_DATA SUPPLIED_
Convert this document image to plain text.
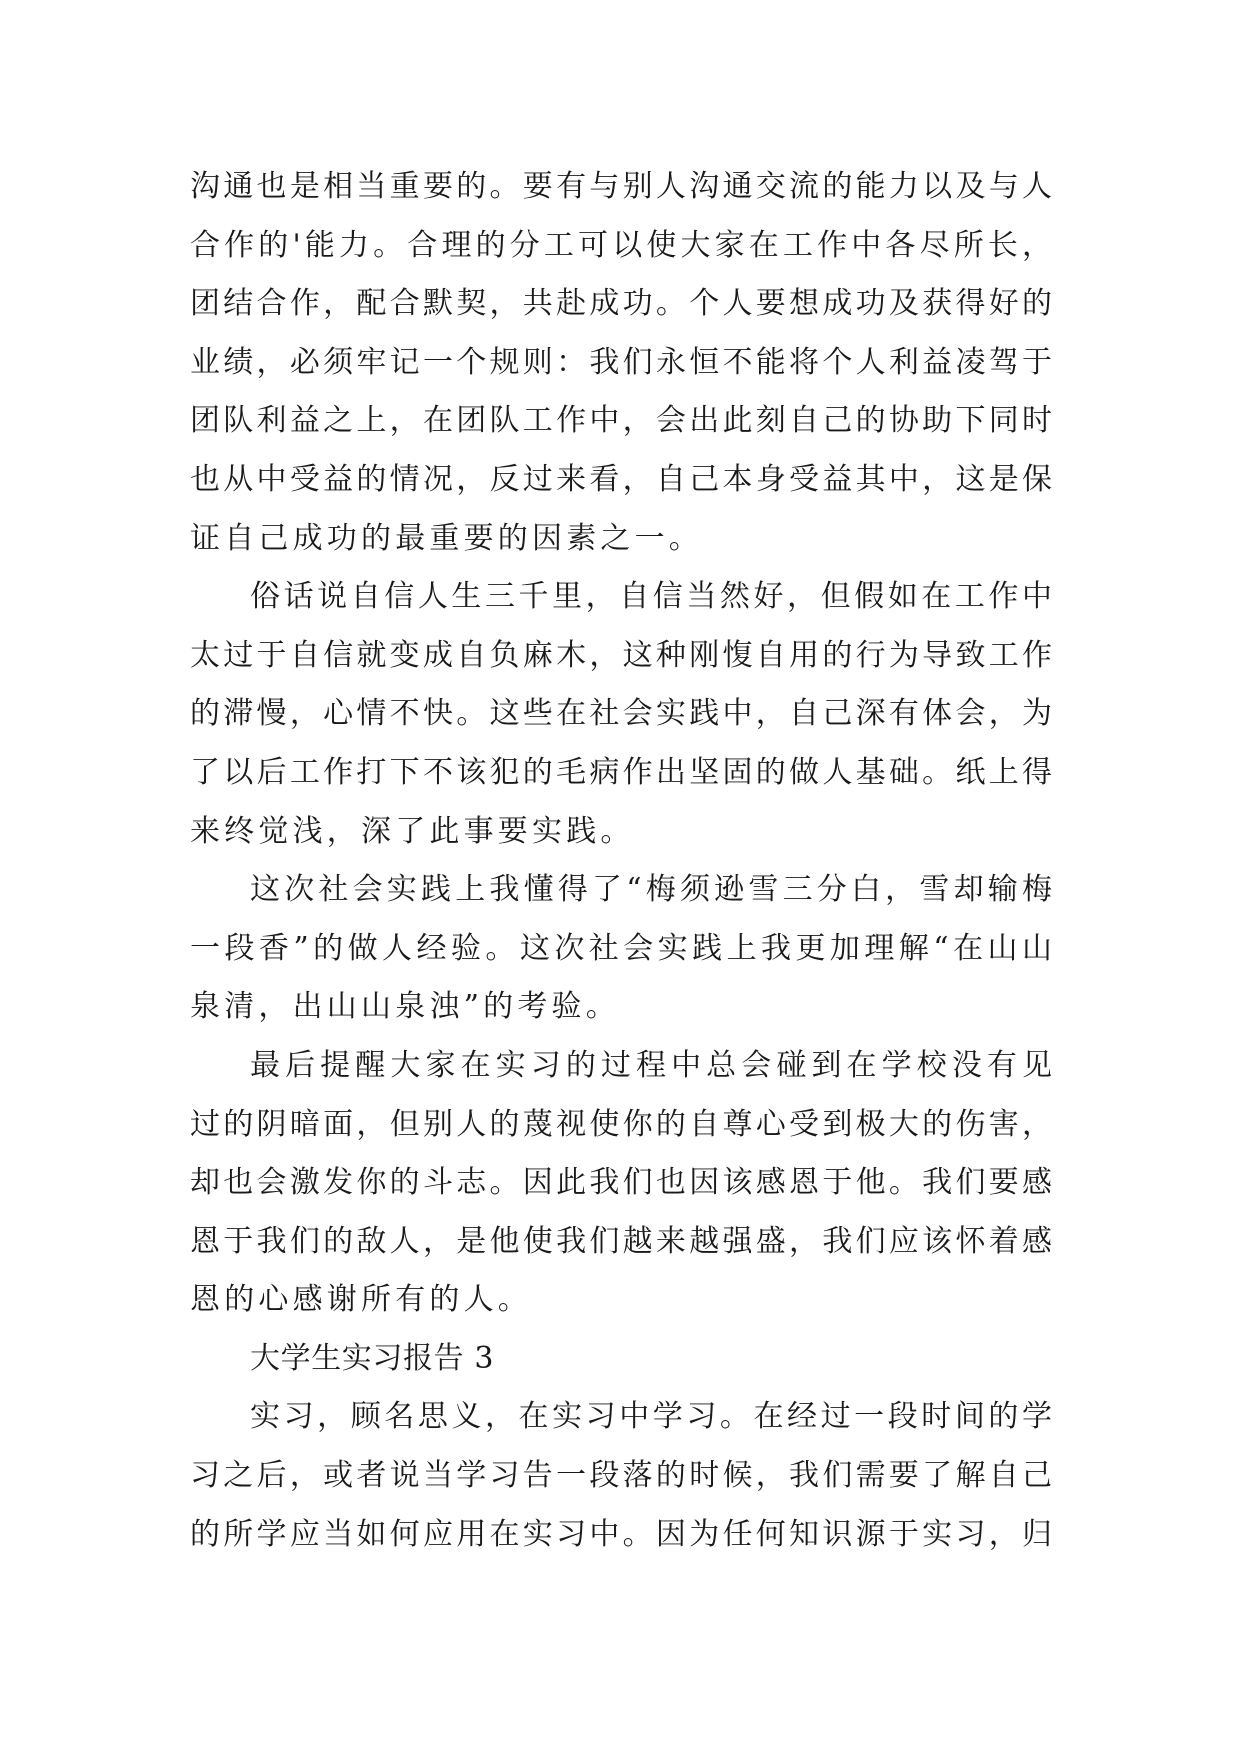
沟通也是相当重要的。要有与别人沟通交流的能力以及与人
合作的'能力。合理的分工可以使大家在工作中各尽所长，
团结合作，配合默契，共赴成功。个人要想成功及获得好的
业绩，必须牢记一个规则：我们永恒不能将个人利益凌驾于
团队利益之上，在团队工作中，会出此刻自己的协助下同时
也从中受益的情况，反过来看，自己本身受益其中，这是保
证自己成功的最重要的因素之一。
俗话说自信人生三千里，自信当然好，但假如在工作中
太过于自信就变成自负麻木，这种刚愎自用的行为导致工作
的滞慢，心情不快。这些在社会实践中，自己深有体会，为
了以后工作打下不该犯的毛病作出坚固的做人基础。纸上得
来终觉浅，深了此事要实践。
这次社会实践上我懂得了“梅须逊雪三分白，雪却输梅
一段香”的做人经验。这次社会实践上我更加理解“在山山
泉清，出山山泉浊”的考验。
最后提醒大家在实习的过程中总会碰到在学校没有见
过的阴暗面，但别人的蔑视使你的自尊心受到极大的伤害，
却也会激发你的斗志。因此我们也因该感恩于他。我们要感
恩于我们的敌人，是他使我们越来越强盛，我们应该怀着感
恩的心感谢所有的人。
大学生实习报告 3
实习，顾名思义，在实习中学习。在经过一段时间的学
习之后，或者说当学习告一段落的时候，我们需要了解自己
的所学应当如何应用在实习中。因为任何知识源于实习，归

_EXERCISE DESCRIPTION_
All the records need to be repeated exactly, with the images dropped.

_REPLY_
Convert this document image to plain text.
沟通也是相当重要的。要有与别人沟通交流的能力以及与人
合作的'能力。合理的分工可以使大家在工作中各尽所长，
团结合作，配合默契，共赴成功。个人要想成功及获得好的
业绩，必须牢记一个规则：我们永恒不能将个人利益凌驾于
团队利益之上，在团队工作中，会出此刻自己的协助下同时
也从中受益的情况，反过来看，自己本身受益其中，这是保
证自己成功的最重要的因素之一。
俗话说自信人生三千里，自信当然好，但假如在工作中
太过于自信就变成自负麻木，这种刚愎自用的行为导致工作
的滞慢，心情不快。这些在社会实践中，自己深有体会，为
了以后工作打下不该犯的毛病作出坚固的做人基础。纸上得
来终觉浅，深了此事要实践。
这次社会实践上我懂得了“梅须逊雪三分白，雪却输梅
一段香”的做人经验。这次社会实践上我更加理解“在山山
泉清，出山山泉浊”的考验。
最后提醒大家在实习的过程中总会碰到在学校没有见
过的阴暗面，但别人的蔑视使你的自尊心受到极大的伤害，
却也会激发你的斗志。因此我们也因该感恩于他。我们要感
恩于我们的敌人，是他使我们越来越强盛，我们应该怀着感
恩的心感谢所有的人。
大学生实习报告 3
实习，顾名思义，在实习中学习。在经过一段时间的学
习之后，或者说当学习告一段落的时候，我们需要了解自己
的所学应当如何应用在实习中。因为任何知识源于实习，归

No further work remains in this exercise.